Can you write out the whole listing exactly?

═════ Data supplied

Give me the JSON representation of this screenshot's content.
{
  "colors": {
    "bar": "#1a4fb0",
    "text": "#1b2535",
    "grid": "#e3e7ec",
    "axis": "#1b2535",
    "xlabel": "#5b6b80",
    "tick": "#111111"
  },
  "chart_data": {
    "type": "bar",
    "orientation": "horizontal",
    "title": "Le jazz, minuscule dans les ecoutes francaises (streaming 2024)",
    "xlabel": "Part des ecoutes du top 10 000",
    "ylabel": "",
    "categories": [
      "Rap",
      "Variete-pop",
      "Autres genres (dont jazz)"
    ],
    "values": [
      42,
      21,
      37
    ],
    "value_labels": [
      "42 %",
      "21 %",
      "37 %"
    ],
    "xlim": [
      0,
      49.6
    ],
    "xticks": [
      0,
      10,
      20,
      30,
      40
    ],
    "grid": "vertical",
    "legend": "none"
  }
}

══════════

(Reply):
Give me the JSON representation of this screenshot's content.
{
  "colors": {
    "bar": "#1a4fb0",
    "text": "#1b2535",
    "grid": "#e3e7ec",
    "axis": "#1b2535",
    "xlabel": "#5b6b80",
    "tick": "#111111"
  },
  "chart_data": {
    "type": "bar",
    "orientation": "horizontal",
    "title": "Le jazz, minuscule dans les ecoutes francaises (streaming 2024)",
    "xlabel": "Part des ecoutes du top 10 000",
    "ylabel": "",
    "categories": [
      "Rap",
      "Variete-pop",
      "Autres genres (dont jazz)"
    ],
    "values": [
      42,
      21,
      37
    ],
    "value_labels": [
      "42 %",
      "21 %",
      "37 %"
    ],
    "xlim": [
      0,
      49.6
    ],
    "xticks": [
      0,
      10,
      20,
      30,
      40
    ],
    "grid": "vertical",
    "legend": "none"
  }
}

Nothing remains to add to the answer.